* start DATA LISTING *

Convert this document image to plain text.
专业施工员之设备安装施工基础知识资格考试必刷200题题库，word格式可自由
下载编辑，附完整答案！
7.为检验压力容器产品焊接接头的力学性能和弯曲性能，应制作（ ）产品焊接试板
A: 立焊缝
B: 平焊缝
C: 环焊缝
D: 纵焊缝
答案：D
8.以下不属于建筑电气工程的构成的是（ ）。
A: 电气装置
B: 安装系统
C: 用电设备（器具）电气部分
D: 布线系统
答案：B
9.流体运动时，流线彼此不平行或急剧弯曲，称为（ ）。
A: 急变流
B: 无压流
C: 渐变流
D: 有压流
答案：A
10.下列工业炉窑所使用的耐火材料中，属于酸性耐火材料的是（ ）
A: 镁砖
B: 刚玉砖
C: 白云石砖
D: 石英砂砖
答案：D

* end DATA LISTING *

▶ _GOAL_
Extract each record, keeping it identical to the original.

▶ _WRITTEN SOLUTION_
Convert this document image to plain text.
专业施工员之设备安装施工基础知识资格考试必刷200题题库，word格式可自由
下载编辑，附完整答案！
7.为检验压力容器产品焊接接头的力学性能和弯曲性能，应制作（ ）产品焊接试板
A: 立焊缝
B: 平焊缝
C: 环焊缝
D: 纵焊缝
答案：D
8.以下不属于建筑电气工程的构成的是（ ）。
A: 电气装置
B: 安装系统
C: 用电设备（器具）电气部分
D: 布线系统
答案：B
9.流体运动时，流线彼此不平行或急剧弯曲，称为（ ）。
A: 急变流
B: 无压流
C: 渐变流
D: 有压流
答案：A
10.下列工业炉窑所使用的耐火材料中，属于酸性耐火材料的是（ ）
A: 镁砖
B: 刚玉砖
C: 白云石砖
D: 石英砂砖
答案：D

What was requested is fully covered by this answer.